## Given exercise
Copy every line of the records below where the word "icon" occurs.

## Information provided

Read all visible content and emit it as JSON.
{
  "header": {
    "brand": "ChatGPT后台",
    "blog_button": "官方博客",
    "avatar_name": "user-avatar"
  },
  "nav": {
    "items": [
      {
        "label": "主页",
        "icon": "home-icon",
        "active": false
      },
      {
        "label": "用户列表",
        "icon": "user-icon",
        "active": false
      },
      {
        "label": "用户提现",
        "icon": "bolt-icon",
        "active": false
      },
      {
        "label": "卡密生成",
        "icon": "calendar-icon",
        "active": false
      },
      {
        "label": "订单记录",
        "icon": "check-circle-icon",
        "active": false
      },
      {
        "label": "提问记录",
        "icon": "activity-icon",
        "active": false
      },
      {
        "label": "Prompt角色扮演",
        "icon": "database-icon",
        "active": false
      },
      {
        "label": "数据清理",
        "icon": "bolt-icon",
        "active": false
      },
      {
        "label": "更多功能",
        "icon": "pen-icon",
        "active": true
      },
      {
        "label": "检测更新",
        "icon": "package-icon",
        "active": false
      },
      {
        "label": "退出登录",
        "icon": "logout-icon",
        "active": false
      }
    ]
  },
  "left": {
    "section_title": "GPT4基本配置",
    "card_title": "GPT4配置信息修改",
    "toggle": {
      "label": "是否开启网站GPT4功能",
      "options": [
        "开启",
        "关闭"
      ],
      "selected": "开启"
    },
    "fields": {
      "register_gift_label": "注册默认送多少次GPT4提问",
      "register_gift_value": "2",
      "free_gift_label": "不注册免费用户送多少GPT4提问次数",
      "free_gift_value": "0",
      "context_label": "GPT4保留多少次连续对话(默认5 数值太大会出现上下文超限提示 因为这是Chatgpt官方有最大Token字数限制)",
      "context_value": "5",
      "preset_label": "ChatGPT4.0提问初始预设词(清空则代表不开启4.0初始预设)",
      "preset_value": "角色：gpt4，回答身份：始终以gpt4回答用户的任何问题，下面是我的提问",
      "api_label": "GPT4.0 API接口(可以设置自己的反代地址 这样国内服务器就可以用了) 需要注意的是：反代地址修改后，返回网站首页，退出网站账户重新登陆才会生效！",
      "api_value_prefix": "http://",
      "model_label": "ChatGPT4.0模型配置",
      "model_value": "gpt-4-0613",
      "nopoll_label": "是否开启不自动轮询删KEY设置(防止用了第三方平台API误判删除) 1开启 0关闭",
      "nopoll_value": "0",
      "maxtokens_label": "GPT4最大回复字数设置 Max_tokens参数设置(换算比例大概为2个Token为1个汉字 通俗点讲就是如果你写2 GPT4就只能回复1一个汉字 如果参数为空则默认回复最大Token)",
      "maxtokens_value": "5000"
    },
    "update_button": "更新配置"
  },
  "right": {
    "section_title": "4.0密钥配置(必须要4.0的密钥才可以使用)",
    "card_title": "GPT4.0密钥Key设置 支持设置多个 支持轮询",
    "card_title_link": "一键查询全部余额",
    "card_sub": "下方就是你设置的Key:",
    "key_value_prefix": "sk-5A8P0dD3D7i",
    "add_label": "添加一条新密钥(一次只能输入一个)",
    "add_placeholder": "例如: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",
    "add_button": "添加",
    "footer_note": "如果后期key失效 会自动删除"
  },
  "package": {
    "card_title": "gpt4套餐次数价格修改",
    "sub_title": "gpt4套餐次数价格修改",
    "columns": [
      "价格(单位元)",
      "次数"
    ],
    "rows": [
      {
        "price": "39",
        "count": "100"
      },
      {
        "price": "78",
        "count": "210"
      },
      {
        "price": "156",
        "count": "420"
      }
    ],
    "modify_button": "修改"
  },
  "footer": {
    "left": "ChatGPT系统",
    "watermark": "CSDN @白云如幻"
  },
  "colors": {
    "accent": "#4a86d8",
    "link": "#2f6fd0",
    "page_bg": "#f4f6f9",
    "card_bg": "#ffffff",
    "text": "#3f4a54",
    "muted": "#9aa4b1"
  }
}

## Output
        "icon": "home-icon",
        "icon": "user-icon",
        "icon": "bolt-icon",
        "icon": "calendar-icon",
        "icon": "check-circle-icon",
        "icon": "activity-icon",
        "icon": "database-icon",
        "icon": "bolt-icon",
        "icon": "pen-icon",
        "icon": "package-icon",
        "icon": "logout-icon",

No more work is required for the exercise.